[Excerpted records start]
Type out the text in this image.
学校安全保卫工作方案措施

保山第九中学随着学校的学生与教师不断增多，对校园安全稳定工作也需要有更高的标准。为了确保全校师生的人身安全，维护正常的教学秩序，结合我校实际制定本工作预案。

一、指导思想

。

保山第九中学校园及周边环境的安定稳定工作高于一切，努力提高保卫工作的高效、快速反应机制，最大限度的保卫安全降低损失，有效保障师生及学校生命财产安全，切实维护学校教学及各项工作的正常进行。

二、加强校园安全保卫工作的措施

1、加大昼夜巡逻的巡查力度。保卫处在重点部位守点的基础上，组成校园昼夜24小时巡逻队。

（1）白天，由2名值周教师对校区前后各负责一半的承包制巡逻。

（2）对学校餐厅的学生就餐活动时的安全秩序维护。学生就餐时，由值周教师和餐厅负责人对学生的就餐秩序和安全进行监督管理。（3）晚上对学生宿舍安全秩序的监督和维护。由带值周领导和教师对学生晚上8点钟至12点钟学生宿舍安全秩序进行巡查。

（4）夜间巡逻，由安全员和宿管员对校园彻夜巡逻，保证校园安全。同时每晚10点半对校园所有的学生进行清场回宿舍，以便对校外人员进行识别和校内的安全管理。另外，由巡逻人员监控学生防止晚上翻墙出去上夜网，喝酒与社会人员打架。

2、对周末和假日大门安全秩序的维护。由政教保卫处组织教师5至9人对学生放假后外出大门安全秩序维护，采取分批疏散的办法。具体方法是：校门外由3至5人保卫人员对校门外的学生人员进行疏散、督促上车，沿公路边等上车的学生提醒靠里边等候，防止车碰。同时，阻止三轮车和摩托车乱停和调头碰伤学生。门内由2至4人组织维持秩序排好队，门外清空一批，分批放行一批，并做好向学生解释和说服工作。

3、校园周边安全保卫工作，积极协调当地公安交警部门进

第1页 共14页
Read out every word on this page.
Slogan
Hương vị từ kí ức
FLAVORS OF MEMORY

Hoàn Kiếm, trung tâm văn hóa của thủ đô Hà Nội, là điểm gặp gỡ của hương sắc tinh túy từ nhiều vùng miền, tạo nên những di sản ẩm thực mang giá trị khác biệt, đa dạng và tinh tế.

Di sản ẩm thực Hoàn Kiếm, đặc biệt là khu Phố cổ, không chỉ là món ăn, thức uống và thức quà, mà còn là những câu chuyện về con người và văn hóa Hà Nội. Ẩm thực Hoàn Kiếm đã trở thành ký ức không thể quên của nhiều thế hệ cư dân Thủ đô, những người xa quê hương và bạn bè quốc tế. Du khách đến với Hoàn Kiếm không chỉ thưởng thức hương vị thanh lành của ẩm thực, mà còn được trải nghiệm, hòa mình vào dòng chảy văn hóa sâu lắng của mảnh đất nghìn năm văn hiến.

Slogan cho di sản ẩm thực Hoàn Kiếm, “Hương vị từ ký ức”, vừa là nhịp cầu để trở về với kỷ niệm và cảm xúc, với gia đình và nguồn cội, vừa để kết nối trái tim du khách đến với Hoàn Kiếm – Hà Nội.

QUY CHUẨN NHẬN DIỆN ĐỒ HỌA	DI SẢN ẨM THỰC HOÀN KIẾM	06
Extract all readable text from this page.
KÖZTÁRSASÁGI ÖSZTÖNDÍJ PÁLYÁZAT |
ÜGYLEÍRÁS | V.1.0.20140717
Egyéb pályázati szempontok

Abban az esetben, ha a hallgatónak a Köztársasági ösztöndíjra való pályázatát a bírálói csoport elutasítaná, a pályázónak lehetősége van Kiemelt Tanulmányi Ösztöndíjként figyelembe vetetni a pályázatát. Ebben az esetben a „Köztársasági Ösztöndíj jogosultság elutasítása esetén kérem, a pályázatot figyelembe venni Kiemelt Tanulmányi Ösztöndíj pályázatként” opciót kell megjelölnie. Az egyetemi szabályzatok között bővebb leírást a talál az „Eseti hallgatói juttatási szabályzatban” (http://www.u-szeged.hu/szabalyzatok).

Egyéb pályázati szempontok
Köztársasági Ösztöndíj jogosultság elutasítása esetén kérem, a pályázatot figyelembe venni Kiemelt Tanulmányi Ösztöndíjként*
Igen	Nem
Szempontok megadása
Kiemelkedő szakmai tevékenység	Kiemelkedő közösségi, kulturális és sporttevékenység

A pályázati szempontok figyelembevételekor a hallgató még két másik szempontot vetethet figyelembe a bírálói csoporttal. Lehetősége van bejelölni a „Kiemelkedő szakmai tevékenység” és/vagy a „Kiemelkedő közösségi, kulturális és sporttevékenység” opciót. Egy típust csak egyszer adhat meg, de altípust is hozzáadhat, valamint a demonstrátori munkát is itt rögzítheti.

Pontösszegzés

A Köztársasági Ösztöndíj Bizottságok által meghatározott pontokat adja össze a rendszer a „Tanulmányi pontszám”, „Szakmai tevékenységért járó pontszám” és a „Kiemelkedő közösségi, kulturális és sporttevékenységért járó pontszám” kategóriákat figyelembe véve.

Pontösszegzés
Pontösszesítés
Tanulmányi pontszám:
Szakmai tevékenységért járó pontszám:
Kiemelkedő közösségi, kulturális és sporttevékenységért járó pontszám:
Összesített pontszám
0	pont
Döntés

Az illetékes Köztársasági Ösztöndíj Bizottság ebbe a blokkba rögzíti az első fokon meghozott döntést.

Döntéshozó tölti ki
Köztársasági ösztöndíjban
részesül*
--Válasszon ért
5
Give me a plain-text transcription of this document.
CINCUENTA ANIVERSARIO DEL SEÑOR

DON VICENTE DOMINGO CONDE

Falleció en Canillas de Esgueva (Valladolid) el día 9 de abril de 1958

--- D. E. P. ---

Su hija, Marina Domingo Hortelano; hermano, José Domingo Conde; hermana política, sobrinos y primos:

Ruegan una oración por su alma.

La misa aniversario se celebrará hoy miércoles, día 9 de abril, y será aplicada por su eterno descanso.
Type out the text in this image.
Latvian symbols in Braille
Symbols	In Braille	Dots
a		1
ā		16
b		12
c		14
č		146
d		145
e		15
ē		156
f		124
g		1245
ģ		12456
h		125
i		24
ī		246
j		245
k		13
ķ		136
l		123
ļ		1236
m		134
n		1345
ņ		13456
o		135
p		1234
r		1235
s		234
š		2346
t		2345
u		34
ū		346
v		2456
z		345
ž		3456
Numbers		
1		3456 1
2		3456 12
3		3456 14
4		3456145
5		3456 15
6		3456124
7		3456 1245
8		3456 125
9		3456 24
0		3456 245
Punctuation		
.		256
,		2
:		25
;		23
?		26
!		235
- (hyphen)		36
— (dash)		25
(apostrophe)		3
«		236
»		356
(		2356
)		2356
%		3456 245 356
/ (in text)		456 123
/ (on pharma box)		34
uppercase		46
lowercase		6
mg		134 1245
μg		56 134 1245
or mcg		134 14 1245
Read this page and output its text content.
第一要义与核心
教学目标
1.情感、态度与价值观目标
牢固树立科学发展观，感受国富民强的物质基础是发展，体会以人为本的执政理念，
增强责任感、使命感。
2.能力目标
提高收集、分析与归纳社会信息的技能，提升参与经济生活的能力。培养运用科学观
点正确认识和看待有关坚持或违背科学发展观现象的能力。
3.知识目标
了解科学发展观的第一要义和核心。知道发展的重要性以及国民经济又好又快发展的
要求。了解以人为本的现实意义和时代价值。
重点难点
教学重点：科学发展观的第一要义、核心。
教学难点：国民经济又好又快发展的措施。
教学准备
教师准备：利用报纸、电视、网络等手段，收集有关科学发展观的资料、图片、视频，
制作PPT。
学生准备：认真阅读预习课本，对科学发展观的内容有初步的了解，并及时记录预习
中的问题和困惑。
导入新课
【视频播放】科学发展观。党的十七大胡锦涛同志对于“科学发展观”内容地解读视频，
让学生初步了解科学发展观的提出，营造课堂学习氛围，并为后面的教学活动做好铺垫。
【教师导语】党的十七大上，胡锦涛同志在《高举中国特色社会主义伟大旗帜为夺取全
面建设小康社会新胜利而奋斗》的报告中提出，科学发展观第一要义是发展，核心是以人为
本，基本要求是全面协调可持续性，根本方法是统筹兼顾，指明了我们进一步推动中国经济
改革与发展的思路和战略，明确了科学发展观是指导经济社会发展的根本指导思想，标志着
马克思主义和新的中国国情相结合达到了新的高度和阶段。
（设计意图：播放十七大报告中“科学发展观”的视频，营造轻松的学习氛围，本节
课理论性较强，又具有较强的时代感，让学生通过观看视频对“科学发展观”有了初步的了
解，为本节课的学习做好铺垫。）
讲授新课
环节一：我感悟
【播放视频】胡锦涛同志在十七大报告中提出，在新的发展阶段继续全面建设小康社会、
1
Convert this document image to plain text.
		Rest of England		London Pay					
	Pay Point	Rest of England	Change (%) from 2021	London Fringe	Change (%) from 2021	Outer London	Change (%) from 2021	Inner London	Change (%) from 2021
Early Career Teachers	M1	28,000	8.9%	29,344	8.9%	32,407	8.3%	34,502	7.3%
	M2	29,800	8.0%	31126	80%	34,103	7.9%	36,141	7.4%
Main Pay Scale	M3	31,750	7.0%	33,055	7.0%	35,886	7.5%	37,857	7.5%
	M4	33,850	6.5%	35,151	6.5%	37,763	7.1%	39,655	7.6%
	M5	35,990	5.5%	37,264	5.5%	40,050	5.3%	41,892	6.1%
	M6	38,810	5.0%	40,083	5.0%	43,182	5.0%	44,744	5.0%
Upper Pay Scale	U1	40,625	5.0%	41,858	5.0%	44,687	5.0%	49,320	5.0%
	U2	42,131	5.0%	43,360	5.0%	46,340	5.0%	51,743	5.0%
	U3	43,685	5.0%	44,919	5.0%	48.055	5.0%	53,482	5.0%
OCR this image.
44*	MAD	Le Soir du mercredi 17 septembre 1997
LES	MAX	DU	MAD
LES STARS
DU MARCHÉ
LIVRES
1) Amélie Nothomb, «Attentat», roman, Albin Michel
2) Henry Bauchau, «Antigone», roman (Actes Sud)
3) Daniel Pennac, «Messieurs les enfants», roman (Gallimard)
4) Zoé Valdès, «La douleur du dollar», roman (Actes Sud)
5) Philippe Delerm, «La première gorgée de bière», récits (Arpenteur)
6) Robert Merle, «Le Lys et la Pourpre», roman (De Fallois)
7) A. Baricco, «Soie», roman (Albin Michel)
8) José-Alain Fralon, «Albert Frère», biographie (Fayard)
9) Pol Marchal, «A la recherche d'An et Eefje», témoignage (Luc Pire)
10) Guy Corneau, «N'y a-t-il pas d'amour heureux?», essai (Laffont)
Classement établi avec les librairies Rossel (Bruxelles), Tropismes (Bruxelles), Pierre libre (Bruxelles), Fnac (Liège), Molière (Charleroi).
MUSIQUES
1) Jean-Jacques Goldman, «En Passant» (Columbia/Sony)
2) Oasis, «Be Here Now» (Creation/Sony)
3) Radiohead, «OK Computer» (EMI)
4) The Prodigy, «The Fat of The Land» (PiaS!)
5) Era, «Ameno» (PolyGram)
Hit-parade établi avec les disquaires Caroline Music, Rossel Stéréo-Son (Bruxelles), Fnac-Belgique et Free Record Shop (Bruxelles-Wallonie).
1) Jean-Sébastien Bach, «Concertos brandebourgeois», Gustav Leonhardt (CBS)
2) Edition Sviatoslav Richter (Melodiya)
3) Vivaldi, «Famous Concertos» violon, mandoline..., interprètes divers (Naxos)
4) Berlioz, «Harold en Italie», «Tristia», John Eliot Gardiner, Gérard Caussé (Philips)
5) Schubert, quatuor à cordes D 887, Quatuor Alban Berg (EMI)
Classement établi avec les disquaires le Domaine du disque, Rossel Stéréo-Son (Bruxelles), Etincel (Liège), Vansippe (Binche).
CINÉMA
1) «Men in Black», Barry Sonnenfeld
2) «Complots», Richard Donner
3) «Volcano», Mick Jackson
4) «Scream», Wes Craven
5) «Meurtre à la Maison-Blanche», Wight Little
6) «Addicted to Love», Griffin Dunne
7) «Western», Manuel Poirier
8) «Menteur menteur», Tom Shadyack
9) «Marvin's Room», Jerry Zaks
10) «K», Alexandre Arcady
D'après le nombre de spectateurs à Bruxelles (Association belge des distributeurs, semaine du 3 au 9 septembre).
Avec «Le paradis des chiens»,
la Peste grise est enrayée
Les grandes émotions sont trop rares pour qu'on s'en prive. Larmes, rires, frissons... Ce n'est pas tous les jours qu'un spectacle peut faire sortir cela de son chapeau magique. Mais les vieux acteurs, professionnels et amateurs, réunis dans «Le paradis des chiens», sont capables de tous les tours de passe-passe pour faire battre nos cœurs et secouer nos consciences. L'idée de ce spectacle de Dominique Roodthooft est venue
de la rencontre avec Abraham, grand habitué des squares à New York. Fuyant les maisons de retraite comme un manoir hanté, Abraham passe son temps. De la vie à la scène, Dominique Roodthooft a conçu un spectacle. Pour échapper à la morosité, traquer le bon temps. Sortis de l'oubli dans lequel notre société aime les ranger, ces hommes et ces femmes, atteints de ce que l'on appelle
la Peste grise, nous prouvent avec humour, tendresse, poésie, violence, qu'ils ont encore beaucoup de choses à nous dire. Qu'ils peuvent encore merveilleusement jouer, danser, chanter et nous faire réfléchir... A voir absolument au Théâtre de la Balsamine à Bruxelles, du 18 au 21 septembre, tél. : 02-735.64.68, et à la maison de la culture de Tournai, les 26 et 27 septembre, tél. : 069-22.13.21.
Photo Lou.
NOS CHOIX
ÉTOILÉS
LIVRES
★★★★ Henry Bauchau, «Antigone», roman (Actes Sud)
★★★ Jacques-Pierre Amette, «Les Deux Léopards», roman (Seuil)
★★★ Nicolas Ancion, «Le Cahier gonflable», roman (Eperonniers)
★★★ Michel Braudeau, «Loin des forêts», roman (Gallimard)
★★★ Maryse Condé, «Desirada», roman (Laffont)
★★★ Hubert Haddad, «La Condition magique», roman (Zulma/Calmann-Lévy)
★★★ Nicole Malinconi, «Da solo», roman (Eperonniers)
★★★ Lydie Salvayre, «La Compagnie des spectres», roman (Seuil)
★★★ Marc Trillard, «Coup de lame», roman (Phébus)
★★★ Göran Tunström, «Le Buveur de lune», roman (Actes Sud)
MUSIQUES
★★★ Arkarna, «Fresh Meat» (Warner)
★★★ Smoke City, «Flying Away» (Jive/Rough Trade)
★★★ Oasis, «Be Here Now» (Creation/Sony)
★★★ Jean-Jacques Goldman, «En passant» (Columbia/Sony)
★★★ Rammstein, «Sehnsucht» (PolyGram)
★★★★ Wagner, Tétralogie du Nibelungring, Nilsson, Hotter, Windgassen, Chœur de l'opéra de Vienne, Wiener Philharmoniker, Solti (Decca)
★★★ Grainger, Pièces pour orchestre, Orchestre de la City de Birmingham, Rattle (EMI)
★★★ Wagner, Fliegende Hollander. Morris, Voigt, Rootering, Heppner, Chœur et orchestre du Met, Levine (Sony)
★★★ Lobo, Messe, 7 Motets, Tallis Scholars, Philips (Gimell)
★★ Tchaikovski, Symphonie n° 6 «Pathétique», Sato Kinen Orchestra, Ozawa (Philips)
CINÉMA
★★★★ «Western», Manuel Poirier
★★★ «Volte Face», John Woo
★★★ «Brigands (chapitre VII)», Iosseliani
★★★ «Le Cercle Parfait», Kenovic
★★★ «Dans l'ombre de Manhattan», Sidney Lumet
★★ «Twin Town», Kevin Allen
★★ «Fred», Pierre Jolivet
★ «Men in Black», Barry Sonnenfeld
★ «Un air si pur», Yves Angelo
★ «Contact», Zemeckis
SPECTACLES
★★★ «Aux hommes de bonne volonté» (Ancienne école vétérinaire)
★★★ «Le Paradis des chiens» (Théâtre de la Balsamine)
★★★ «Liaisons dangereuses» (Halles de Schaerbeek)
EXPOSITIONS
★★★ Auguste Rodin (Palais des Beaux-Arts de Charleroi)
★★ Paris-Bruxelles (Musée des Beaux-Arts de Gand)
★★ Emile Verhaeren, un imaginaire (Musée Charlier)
[Excerpted records end]
Using the records above, list each line that includes "établi".

Classement établi avec les librairies Rossel (Bruxelles), Tropismes (Bruxelles), Pierre libre (Bruxelles), Fnac (Liège), Molière (Charleroi).
Hit-parade établi avec les disquaires Caroline Music, Rossel Stéréo-Son (Bruxelles), Fnac-Belgique et Free Record Shop (Bruxelles-Wallonie).
Classement établi avec les disquaires le Domaine du disque, Rossel Stéréo-Son (Bruxelles), Etincel (Liège), Vansippe (Binche).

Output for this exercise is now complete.